**Supplied entries**
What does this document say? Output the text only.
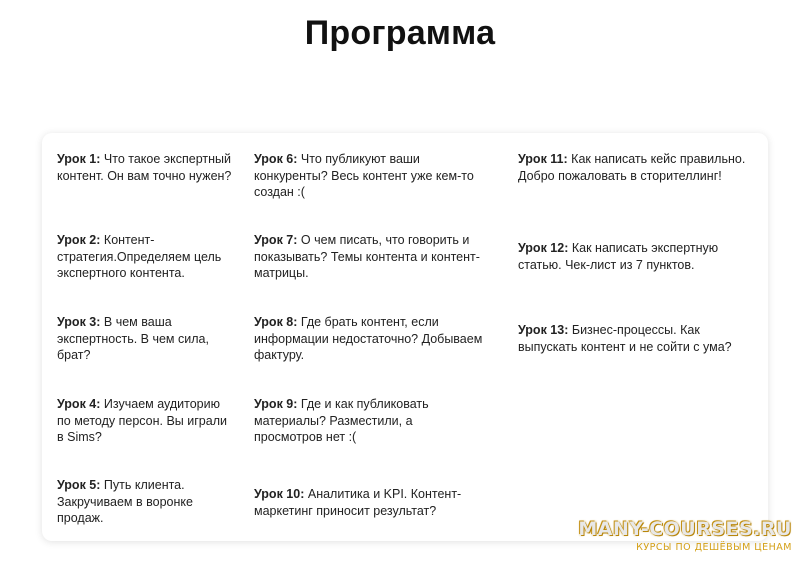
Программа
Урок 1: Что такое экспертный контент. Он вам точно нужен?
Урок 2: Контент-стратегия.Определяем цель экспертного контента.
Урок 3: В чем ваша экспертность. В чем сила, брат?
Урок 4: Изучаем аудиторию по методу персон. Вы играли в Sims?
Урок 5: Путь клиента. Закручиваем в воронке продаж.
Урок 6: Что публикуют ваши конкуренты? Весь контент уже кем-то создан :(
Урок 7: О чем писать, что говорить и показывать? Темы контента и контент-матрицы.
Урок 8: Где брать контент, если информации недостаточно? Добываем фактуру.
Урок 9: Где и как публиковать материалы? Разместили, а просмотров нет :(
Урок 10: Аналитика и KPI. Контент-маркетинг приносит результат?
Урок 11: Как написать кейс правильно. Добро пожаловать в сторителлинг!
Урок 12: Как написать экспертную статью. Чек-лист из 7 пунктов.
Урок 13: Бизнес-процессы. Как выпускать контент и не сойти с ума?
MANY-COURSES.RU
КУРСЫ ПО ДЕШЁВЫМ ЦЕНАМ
==
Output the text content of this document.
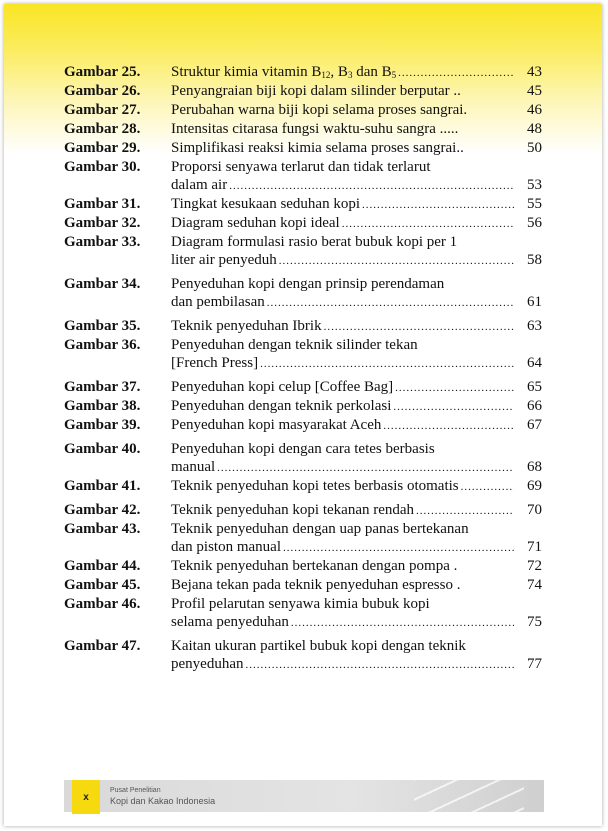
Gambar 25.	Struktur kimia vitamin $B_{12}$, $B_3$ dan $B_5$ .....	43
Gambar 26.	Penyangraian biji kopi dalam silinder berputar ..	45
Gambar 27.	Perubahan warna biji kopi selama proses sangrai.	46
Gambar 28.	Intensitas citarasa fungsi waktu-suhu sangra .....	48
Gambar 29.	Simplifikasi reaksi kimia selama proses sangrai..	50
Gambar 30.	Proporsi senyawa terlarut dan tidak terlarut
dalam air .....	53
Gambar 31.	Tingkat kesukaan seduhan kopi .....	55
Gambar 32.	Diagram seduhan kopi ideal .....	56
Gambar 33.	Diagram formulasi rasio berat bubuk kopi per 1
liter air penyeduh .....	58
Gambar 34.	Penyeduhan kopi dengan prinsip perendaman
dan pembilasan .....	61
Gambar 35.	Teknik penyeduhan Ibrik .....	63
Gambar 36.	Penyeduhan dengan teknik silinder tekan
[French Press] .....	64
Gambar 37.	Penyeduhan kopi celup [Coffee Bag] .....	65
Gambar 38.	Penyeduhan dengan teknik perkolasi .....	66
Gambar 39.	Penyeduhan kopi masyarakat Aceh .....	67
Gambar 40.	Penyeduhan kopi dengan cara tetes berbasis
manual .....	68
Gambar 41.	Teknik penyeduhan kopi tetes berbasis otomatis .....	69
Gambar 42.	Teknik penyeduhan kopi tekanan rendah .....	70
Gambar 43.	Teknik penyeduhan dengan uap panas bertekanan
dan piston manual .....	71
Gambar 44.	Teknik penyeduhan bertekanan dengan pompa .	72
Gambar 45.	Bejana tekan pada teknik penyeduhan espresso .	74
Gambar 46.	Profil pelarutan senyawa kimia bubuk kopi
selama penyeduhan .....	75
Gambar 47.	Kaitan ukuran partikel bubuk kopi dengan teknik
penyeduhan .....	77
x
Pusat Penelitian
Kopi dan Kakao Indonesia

**Exercise**
Give the number of lines in the records that contain the string "kimia", with no other output.

**Exercise answer**
3